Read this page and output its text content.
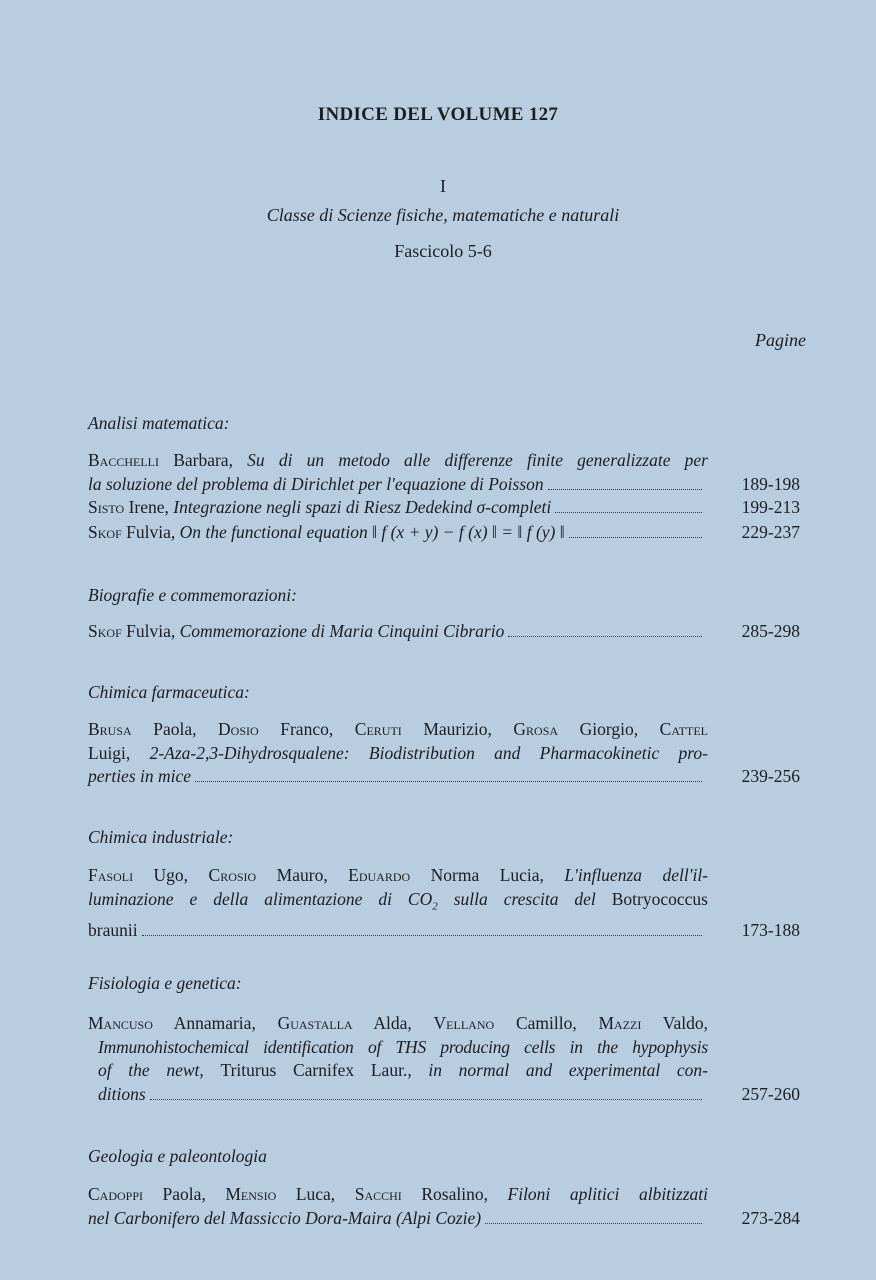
INDICE DEL VOLUME 127
I
Classe di Scienze fisiche, matematiche e naturali
Fascicolo 5-6
Pagine
Analisi matematica:
Bacchelli Barbara, Su di un metodo alle differenze finite generalizzate per
la soluzione del problema di Dirichlet per l'equazione di Poisson	189-198
Sisto Irene, Integrazione negli spazi di Riesz Dedekind σ-completi	199-213
Skof Fulvia, On the functional equation ‖ f (x + y) − f (x) ‖ = ‖ f (y) ‖	229-237
Biografie e commemorazioni:
Skof Fulvia, Commemorazione di Maria Cinquini Cibrario	285-298
Chimica farmaceutica:
Brusa Paola, Dosio Franco, Ceruti Maurizio, Grosa Giorgio, Cattel
Luigi, 2-Aza-2,3-Dihydrosqualene: Biodistribution and Pharmacokinetic pro-
perties in mice	239-256
Chimica industriale:
Fasoli Ugo, Crosio Mauro, Eduardo Norma Lucia, L'influenza dell'il-
luminazione e della alimentazione di $CO_2$ sulla crescita del Botryococcus
braunii	173-188
Fisiologia e genetica:
Mancuso Annamaria, Guastalla Alda, Vellano Camillo, Mazzi Valdo,
Immunohistochemical identification of THS producing cells in the hypophysis
of the newt, Triturus Carnifex Laur., in normal and experimental con-
ditions	257-260
Geologia e paleontologia
Cadoppi Paola, Mensio Luca, Sacchi Rosalino, Filoni aplitici albitizzati
nel Carbonifero del Massiccio Dora-Maira (Alpi Cozie)	273-284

_____

(Exercise description): Every record is to be repeated exactly, and no picture is carried over.

(Task solution):
Read this page and output its text content.
INDICE DEL VOLUME 127
I
Classe di Scienze fisiche, matematiche e naturali
Fascicolo 5-6
Pagine
Analisi matematica:
Bacchelli Barbara, Su di un metodo alle differenze finite generalizzate per
la soluzione del problema di Dirichlet per l'equazione di Poisson	189-198
Sisto Irene, Integrazione negli spazi di Riesz Dedekind σ-completi	199-213
Skof Fulvia, On the functional equation ‖ f (x + y) − f (x) ‖ = ‖ f (y) ‖	229-237
Biografie e commemorazioni:
Skof Fulvia, Commemorazione di Maria Cinquini Cibrario	285-298
Chimica farmaceutica:
Brusa Paola, Dosio Franco, Ceruti Maurizio, Grosa Giorgio, Cattel
Luigi, 2-Aza-2,3-Dihydrosqualene: Biodistribution and Pharmacokinetic pro-
perties in mice	239-256
Chimica industriale:
Fasoli Ugo, Crosio Mauro, Eduardo Norma Lucia, L'influenza dell'il-
luminazione e della alimentazione di $CO_2$ sulla crescita del Botryococcus
braunii	173-188
Fisiologia e genetica:
Mancuso Annamaria, Guastalla Alda, Vellano Camillo, Mazzi Valdo,
Immunohistochemical identification of THS producing cells in the hypophysis
of the newt, Triturus Carnifex Laur., in normal and experimental con-
ditions	257-260
Geologia e paleontologia
Cadoppi Paola, Mensio Luca, Sacchi Rosalino, Filoni aplitici albitizzati
nel Carbonifero del Massiccio Dora-Maira (Alpi Cozie)	273-284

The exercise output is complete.